Filter out everything except lines holding "Period".

#####

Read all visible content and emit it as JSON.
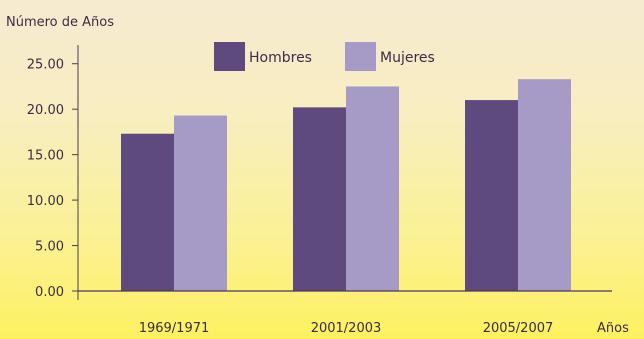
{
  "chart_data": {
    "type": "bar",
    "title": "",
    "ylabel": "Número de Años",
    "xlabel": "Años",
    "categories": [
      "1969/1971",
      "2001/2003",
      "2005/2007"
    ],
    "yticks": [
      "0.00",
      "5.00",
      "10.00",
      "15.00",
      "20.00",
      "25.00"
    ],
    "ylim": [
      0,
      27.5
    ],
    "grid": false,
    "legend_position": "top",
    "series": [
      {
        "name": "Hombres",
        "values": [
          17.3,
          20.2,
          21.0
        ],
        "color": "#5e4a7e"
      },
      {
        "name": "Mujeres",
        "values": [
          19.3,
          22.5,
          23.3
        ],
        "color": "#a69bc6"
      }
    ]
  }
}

#####

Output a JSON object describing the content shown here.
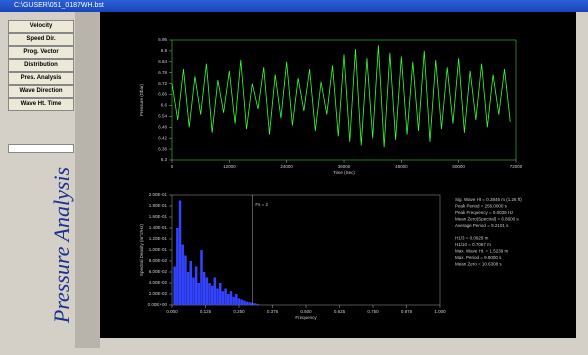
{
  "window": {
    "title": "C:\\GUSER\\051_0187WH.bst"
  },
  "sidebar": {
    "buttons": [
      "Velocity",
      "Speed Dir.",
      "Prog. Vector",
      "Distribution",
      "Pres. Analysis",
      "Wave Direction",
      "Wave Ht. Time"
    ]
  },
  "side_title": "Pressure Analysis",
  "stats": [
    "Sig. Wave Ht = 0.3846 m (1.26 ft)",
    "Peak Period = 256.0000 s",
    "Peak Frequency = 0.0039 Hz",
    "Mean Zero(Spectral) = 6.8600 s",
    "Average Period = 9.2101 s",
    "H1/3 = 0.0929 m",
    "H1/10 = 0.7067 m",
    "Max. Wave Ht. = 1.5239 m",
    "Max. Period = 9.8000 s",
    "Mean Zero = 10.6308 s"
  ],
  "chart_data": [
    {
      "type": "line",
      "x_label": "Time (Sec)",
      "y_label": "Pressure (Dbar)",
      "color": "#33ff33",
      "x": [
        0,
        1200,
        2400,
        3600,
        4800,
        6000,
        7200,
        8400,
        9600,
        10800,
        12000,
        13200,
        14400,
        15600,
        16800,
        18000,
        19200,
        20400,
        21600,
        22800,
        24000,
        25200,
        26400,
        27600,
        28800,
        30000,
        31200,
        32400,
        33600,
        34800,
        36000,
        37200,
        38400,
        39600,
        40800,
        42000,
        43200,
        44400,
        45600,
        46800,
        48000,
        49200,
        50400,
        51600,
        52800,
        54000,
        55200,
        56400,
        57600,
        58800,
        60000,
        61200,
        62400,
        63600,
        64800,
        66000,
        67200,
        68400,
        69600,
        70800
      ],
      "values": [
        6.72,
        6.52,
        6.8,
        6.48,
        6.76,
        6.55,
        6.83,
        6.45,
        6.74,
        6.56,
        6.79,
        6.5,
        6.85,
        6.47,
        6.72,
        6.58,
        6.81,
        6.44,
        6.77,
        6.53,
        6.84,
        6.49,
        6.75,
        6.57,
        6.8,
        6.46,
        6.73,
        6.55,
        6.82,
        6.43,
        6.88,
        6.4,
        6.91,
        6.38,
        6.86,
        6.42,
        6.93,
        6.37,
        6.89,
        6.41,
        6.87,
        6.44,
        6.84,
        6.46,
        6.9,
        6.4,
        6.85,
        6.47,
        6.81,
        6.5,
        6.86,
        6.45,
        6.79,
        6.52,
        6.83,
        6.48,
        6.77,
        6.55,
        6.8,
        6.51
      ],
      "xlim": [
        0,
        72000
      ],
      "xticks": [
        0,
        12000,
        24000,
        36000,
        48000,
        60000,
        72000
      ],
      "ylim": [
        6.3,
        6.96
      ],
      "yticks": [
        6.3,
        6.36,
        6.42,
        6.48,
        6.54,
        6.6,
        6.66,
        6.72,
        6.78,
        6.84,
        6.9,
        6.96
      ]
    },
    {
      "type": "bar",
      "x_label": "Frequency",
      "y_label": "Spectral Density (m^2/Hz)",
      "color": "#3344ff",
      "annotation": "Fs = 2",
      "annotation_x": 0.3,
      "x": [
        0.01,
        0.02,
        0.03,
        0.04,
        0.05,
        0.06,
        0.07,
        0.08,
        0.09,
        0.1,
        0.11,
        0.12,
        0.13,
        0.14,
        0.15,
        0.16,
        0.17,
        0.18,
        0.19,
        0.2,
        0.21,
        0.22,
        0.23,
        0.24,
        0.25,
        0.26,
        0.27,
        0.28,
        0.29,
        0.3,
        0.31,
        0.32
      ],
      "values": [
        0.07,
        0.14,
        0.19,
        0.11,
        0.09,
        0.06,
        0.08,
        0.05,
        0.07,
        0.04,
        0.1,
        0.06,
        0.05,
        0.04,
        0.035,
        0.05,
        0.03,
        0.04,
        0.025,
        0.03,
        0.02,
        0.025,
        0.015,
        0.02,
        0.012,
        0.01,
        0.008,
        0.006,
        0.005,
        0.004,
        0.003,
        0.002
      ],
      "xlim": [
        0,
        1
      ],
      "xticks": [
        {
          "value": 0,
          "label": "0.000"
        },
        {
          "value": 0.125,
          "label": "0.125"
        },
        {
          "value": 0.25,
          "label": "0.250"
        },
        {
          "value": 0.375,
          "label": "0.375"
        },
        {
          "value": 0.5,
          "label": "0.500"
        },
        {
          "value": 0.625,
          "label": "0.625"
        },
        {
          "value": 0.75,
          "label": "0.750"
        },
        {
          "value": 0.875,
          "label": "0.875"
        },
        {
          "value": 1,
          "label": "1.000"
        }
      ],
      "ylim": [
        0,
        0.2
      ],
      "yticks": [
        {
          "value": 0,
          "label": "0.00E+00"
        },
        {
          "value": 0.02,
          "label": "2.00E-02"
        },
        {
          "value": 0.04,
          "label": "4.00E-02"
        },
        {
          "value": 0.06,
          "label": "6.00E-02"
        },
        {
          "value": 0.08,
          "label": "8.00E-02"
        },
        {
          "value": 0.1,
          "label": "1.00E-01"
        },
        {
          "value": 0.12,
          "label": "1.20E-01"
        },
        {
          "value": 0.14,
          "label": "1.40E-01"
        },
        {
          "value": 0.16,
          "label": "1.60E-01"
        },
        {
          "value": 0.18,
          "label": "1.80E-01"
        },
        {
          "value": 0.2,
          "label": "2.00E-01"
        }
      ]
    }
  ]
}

#####

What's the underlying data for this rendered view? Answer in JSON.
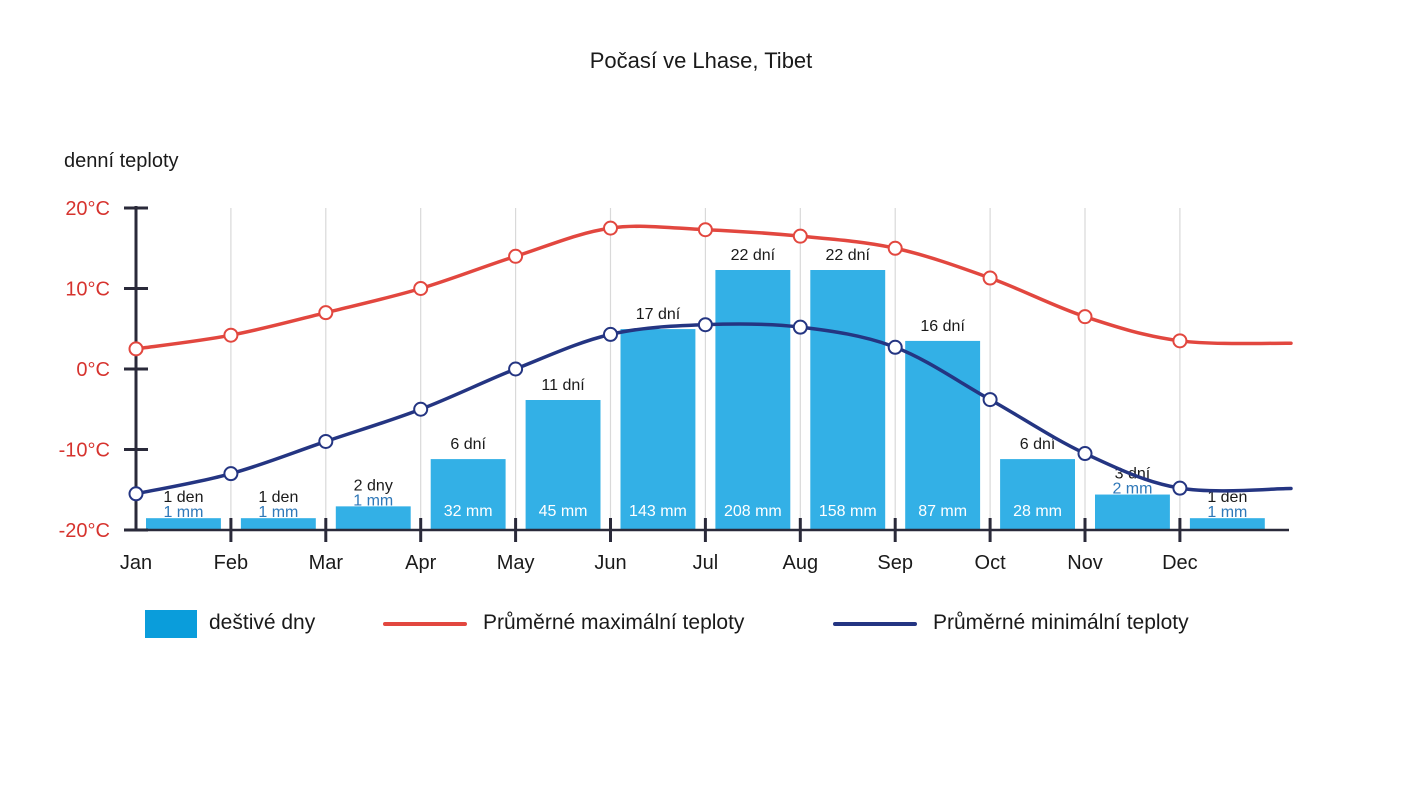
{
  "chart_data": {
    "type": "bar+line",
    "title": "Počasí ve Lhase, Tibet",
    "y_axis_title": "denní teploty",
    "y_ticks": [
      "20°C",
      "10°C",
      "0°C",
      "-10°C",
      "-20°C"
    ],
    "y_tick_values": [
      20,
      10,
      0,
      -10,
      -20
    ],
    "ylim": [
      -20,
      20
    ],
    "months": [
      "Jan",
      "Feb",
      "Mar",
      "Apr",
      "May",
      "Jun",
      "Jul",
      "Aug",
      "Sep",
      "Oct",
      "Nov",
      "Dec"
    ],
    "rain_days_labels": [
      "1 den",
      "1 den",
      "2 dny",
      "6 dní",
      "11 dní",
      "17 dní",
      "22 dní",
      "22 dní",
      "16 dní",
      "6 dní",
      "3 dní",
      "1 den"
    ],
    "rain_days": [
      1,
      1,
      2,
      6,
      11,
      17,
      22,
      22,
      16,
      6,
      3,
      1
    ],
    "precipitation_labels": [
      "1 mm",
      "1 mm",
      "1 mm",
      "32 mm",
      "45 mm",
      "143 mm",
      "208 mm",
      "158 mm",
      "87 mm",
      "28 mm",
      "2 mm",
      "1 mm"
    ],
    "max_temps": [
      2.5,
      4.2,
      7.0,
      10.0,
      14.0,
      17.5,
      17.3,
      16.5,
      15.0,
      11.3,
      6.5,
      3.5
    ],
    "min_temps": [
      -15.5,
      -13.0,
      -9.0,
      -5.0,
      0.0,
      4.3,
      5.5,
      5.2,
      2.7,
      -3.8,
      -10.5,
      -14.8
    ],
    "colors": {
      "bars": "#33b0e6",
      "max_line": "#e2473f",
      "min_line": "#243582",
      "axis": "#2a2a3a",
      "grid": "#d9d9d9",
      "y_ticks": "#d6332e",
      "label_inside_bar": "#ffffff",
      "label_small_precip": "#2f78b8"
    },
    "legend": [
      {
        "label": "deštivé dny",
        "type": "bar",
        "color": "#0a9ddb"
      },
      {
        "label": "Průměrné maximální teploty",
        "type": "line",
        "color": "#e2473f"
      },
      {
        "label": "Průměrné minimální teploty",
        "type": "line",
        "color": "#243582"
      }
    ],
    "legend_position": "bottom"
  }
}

#####

### [TASK OUTPUT]
    "Peak Period = 256.0000 s",
    "Average Period = 9.2101 s",
    "Max. Period = 9.8000 s",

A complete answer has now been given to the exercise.